▸ AIM: Tally up the lines carrying the string "年度考核合格" and respond with only the resulting number.

▸ DATA TO PROCESS:
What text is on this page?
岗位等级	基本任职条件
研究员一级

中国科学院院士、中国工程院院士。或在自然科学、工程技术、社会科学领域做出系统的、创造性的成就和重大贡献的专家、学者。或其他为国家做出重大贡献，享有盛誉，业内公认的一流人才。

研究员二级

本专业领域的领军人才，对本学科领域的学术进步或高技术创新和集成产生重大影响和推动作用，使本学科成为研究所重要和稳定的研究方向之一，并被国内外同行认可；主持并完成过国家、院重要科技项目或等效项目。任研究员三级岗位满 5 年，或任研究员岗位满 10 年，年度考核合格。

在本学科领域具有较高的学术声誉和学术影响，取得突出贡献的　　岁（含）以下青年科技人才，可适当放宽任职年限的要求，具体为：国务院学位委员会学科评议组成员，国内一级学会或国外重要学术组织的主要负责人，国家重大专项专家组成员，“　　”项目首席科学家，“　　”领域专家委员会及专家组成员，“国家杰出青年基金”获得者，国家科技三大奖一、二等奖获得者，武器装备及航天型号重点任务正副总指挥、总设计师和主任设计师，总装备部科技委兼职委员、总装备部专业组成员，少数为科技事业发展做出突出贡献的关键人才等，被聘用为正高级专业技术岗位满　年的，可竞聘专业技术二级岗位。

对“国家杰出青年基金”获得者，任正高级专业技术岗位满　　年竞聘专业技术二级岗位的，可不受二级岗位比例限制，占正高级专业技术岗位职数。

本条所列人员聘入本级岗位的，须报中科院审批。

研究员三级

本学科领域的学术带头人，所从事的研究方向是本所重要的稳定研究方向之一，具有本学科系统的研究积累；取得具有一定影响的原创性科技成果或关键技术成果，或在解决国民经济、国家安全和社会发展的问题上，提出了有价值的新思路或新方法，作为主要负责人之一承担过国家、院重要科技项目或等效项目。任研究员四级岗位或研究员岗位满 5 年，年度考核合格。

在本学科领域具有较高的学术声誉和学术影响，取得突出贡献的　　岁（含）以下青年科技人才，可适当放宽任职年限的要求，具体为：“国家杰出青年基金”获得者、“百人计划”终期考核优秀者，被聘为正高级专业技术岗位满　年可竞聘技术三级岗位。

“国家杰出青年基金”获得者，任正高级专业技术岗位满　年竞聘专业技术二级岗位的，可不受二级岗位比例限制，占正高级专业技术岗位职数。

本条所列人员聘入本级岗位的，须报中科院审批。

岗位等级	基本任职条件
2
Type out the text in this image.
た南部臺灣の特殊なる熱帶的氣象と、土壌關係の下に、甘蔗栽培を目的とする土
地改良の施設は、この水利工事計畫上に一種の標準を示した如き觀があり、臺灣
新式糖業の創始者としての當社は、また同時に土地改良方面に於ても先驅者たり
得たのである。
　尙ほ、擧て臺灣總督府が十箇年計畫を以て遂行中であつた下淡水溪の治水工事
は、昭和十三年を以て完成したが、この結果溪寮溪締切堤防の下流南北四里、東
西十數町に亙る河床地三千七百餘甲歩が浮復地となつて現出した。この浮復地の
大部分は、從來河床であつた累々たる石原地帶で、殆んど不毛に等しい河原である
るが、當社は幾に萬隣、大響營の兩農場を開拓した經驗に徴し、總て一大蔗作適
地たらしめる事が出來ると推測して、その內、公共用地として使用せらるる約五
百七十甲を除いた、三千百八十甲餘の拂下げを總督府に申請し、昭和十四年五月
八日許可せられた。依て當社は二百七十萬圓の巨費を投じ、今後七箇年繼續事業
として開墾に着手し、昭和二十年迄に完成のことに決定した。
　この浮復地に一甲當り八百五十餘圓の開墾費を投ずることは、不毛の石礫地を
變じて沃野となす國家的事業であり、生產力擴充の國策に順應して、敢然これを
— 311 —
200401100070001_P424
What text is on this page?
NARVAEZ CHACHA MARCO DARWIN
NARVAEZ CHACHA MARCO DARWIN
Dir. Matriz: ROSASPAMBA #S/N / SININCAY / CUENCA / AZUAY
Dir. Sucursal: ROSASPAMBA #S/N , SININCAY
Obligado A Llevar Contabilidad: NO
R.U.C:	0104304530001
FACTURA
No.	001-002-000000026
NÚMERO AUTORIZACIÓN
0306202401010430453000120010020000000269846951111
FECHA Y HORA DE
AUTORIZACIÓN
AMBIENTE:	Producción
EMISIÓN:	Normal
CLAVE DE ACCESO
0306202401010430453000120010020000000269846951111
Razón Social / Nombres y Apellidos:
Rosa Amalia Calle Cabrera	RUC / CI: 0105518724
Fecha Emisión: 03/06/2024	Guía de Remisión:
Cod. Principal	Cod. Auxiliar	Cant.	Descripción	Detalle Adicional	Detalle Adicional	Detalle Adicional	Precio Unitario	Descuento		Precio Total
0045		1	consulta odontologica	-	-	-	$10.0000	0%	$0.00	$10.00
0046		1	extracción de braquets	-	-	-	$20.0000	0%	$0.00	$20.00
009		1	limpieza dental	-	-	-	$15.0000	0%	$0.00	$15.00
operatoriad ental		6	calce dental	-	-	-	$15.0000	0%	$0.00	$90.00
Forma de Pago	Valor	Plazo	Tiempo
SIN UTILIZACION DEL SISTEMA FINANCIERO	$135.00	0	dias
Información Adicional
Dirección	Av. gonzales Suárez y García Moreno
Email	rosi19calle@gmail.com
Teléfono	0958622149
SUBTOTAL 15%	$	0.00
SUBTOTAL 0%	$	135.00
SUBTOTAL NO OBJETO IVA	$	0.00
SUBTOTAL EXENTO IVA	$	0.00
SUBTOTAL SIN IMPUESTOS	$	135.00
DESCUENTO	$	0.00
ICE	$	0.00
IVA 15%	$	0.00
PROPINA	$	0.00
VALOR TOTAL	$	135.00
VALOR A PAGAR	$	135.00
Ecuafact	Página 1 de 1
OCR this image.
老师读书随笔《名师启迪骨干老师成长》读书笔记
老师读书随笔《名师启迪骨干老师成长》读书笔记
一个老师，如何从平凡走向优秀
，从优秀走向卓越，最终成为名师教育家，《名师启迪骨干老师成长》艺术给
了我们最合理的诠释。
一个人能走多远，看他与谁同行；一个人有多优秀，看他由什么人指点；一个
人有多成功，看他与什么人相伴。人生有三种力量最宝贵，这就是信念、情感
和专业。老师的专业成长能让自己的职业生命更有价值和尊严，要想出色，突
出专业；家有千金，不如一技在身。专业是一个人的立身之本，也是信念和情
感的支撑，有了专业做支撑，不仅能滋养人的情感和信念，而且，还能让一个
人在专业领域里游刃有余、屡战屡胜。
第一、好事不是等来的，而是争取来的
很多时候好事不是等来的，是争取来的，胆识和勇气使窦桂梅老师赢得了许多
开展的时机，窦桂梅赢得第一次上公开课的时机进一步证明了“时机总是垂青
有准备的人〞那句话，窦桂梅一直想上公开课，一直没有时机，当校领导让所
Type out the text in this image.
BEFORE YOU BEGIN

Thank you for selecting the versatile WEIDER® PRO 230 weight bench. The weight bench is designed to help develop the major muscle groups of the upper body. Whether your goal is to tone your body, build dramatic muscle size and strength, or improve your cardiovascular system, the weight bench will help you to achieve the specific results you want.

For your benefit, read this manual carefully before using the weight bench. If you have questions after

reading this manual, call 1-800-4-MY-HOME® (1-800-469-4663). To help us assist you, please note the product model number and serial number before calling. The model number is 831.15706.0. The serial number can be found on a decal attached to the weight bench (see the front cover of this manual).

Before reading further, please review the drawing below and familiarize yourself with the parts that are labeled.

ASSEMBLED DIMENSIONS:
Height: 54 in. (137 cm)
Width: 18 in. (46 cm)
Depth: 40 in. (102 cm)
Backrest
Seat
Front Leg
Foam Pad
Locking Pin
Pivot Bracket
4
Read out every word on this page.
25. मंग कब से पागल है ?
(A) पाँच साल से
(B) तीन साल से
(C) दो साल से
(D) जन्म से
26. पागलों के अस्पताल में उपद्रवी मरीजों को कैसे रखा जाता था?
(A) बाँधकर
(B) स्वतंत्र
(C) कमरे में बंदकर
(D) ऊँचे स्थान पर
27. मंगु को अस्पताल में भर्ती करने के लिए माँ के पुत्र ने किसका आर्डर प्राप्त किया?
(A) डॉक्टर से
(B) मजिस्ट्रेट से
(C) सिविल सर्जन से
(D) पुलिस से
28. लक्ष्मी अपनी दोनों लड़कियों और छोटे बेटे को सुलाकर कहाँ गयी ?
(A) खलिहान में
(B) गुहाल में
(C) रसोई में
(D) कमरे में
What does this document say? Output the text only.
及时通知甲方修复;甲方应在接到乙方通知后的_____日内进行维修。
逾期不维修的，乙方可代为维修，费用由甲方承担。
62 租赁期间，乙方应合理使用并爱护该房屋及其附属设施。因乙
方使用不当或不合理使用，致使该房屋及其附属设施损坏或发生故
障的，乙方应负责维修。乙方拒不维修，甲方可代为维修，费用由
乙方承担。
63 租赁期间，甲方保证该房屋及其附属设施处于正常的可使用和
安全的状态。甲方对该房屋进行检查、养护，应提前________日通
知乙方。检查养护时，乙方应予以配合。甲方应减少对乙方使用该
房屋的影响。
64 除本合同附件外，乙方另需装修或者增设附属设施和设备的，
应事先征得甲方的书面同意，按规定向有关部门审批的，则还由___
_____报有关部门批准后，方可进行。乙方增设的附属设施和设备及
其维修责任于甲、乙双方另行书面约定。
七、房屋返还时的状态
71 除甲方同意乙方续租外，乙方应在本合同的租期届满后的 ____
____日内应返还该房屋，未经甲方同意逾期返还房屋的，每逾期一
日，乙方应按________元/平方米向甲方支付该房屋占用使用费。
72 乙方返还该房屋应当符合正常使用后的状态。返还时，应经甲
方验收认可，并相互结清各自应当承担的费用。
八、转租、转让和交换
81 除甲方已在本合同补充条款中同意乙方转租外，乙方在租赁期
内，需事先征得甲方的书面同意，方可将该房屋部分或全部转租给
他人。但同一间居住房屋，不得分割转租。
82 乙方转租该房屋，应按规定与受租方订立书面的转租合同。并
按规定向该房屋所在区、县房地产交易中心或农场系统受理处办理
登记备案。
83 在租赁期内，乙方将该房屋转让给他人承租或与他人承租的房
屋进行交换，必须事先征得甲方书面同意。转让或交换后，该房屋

▸ EXERCISE ANSWER: 2